Instruction >>
Your task is to tally the lines of the listing containing the word "connected" and report the figure alone.
# # # # # # #
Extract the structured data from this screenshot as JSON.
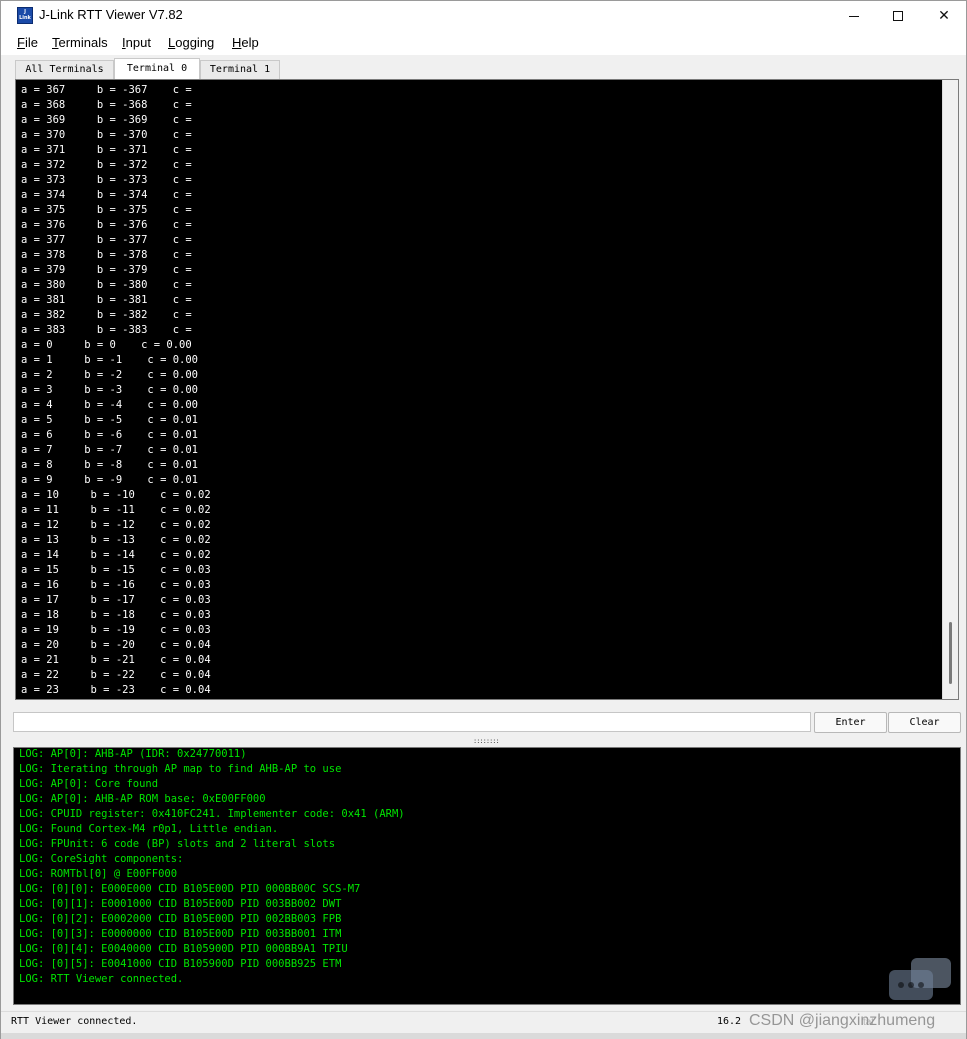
{
  "window": {
    "icon_text": "J",
    "icon_sub": "Link",
    "title": "J-Link RTT Viewer V7.82",
    "min_label": "",
    "close_label": "✕"
  },
  "menu": [
    "File",
    "Terminals",
    "Input",
    "Logging",
    "Help"
  ],
  "tabs": [
    "All Terminals",
    "Terminal 0",
    "Terminal 1"
  ],
  "active_tab": "Terminal 0",
  "terminal_lines": [
    "a = 367     b = -367    c =",
    "a = 368     b = -368    c =",
    "a = 369     b = -369    c =",
    "a = 370     b = -370    c =",
    "a = 371     b = -371    c =",
    "a = 372     b = -372    c =",
    "a = 373     b = -373    c =",
    "a = 374     b = -374    c =",
    "a = 375     b = -375    c =",
    "a = 376     b = -376    c =",
    "a = 377     b = -377    c =",
    "a = 378     b = -378    c =",
    "a = 379     b = -379    c =",
    "a = 380     b = -380    c =",
    "a = 381     b = -381    c =",
    "a = 382     b = -382    c =",
    "a = 383     b = -383    c =",
    "a = 0     b = 0    c = 0.00",
    "a = 1     b = -1    c = 0.00",
    "a = 2     b = -2    c = 0.00",
    "a = 3     b = -3    c = 0.00",
    "a = 4     b = -4    c = 0.00",
    "a = 5     b = -5    c = 0.01",
    "a = 6     b = -6    c = 0.01",
    "a = 7     b = -7    c = 0.01",
    "a = 8     b = -8    c = 0.01",
    "a = 9     b = -9    c = 0.01",
    "a = 10     b = -10    c = 0.02",
    "a = 11     b = -11    c = 0.02",
    "a = 12     b = -12    c = 0.02",
    "a = 13     b = -13    c = 0.02",
    "a = 14     b = -14    c = 0.02",
    "a = 15     b = -15    c = 0.03",
    "a = 16     b = -16    c = 0.03",
    "a = 17     b = -17    c = 0.03",
    "a = 18     b = -18    c = 0.03",
    "a = 19     b = -19    c = 0.03",
    "a = 20     b = -20    c = 0.04",
    "a = 21     b = -21    c = 0.04",
    "a = 22     b = -22    c = 0.04",
    "a = 23     b = -23    c = 0.04"
  ],
  "input": {
    "value": "",
    "enter_label": "Enter",
    "clear_label": "Clear"
  },
  "splitter_label": "::::::::",
  "log_lines": [
    "LOG: AP[0]: AHB-AP (IDR: 0x24770011)",
    "LOG: Iterating through AP map to find AHB-AP to use",
    "LOG: AP[0]: Core found",
    "LOG: AP[0]: AHB-AP ROM base: 0xE00FF000",
    "LOG: CPUID register: 0x410FC241. Implementer code: 0x41 (ARM)",
    "LOG: Found Cortex-M4 r0p1, Little endian.",
    "LOG: FPUnit: 6 code (BP) slots and 2 literal slots",
    "LOG: CoreSight components:",
    "LOG: ROMTbl[0] @ E00FF000",
    "LOG: [0][0]: E000E000 CID B105E00D PID 000BB00C SCS-M7",
    "LOG: [0][1]: E0001000 CID B105E00D PID 003BB002 DWT",
    "LOG: [0][2]: E0002000 CID B105E00D PID 002BB003 FPB",
    "LOG: [0][3]: E0000000 CID B105E00D PID 003BB001 ITM",
    "LOG: [0][4]: E0040000 CID B105900D PID 000BB9A1 TPIU",
    "LOG: [0][5]: E0041000 CID B105900D PID 000BB925 ETM",
    "LOG: RTT Viewer connected."
  ],
  "status": {
    "message": "RTT Viewer connected.",
    "data_size": "16.2",
    "watermark": "CSDN @jiangxinzhumeng",
    "right_text": "tat"
  },
  "colors": {
    "terminal_bg": "#000000",
    "terminal_fg": "#ffffff",
    "log_fg": "#00e500"
  },
  "icons": {
    "app": "jlink-logo-icon",
    "minimize": "minimize-icon",
    "maximize": "maximize-icon",
    "close": "close-icon",
    "watermark_chat": "chat-bubble-icon"
  }
}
# # # # # # #
Task solution >>
2